Raw records.

----------------------------------------

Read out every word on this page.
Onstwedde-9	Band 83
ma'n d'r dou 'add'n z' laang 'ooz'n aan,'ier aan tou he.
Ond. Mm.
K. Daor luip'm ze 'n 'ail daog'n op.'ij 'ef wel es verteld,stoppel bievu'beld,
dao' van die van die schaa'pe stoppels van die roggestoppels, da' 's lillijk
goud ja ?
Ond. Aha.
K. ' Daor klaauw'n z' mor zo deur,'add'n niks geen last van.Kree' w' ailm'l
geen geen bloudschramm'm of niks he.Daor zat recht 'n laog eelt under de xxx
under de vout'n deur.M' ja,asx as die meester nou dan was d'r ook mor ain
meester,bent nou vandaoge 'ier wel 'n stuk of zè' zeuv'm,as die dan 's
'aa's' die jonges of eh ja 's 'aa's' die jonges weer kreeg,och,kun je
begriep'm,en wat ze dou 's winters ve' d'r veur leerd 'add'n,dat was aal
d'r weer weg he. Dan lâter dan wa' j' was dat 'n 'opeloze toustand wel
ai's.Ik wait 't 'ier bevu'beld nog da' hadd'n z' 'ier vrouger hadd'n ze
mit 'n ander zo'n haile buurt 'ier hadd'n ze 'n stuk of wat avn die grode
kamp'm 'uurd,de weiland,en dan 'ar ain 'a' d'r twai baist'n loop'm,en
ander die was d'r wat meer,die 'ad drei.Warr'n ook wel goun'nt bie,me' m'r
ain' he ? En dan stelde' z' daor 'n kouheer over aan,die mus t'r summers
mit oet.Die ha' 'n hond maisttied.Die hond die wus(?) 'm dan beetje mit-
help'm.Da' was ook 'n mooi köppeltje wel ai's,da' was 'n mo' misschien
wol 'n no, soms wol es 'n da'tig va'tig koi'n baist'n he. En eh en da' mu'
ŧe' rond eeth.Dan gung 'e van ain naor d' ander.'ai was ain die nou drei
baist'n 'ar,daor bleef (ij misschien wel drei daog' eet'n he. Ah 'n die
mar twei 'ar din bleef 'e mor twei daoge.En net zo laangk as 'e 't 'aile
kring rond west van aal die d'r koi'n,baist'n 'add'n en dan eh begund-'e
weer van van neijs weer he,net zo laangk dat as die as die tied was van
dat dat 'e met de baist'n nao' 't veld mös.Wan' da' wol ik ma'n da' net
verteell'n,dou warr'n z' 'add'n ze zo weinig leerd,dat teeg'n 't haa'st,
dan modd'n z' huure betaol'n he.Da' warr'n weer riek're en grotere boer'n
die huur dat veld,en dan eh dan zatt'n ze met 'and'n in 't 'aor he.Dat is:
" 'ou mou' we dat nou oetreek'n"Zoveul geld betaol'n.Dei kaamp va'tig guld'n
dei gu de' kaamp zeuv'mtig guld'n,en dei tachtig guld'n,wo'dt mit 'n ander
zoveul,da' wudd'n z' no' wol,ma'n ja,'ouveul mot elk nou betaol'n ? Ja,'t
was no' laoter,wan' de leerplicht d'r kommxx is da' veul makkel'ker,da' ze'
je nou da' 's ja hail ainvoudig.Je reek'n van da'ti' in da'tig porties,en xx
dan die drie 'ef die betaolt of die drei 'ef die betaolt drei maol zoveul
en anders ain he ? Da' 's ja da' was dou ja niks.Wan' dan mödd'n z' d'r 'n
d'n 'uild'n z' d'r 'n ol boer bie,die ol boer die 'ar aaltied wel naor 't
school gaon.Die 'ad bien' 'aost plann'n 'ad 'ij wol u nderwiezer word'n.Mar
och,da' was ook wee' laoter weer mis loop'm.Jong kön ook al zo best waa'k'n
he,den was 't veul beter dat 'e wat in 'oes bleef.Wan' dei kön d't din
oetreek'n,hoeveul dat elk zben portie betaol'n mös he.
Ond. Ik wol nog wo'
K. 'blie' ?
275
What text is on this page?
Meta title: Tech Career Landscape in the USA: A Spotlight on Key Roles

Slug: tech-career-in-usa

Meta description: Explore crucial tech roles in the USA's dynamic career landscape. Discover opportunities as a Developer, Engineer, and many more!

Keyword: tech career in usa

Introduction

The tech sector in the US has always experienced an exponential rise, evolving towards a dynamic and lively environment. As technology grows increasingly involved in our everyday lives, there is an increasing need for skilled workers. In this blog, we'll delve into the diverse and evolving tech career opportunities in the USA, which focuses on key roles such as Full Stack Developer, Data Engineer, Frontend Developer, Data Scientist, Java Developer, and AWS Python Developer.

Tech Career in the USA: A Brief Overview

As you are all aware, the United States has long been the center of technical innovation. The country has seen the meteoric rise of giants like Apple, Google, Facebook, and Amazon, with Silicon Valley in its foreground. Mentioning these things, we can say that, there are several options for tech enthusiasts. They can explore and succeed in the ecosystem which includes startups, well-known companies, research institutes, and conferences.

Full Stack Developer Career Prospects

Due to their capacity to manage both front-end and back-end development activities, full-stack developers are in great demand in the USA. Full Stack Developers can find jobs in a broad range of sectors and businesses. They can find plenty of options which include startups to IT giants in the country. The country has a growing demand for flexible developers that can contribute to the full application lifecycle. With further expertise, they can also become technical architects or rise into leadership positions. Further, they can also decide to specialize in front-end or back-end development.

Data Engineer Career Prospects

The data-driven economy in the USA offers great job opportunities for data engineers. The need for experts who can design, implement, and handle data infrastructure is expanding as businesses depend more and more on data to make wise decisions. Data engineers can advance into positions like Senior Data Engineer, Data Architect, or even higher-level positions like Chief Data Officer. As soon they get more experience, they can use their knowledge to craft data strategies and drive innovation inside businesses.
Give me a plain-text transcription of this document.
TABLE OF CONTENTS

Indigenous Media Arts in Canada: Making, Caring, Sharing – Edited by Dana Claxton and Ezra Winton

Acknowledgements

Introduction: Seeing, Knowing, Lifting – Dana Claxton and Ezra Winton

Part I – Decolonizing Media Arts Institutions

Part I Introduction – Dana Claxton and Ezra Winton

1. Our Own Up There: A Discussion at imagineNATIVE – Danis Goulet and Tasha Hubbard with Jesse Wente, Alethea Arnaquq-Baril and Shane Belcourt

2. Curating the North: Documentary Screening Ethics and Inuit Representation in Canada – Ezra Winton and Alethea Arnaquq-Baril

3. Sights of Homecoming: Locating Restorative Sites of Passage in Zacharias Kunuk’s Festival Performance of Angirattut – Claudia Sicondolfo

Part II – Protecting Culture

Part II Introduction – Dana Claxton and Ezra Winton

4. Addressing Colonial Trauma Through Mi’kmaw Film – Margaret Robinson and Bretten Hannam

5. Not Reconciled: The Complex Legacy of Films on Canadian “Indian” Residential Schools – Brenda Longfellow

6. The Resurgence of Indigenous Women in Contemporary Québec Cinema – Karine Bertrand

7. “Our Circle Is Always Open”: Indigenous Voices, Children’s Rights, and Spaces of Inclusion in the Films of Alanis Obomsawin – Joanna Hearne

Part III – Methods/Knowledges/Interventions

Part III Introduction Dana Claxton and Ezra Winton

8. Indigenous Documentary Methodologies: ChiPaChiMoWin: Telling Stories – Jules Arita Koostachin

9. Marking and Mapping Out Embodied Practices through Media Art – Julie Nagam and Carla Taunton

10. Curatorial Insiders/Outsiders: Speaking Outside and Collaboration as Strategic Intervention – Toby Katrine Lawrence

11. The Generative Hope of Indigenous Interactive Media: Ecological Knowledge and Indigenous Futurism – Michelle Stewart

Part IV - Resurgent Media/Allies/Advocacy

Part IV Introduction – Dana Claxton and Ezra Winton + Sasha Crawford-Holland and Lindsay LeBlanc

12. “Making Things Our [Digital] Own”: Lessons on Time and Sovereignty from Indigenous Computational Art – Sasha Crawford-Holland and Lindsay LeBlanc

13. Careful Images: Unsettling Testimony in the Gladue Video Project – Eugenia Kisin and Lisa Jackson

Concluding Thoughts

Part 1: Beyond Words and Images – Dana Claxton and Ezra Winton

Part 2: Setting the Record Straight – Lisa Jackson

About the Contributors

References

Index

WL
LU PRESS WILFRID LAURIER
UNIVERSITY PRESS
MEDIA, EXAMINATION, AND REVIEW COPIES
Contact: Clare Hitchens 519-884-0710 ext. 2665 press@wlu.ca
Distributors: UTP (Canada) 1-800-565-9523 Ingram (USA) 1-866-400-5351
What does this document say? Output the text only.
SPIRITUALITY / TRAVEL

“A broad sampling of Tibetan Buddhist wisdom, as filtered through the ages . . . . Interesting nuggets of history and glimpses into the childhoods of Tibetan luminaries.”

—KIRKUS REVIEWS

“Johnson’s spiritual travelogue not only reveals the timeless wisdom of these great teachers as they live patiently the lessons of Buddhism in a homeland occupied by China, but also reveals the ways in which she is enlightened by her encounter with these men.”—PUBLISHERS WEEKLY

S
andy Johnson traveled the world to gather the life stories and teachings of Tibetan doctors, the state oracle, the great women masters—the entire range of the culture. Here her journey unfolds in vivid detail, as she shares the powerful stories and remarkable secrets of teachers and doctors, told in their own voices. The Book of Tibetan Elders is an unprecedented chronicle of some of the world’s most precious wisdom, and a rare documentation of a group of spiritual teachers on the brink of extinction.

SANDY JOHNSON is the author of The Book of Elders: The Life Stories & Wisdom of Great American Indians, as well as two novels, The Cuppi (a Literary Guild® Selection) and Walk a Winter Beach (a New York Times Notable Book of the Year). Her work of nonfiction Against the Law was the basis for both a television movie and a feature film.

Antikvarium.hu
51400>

----------------------------------------

Task requirements. Copy every line of the listing where the word "Holland" appears.

Full output.
Part IV Introduction – Dana Claxton and Ezra Winton + Sasha Crawford-Holland and Lindsay LeBlanc
12. “Making Things Our [Digital] Own”: Lessons on Time and Sovereignty from Indigenous Computational Art – Sasha Crawford-Holland and Lindsay LeBlanc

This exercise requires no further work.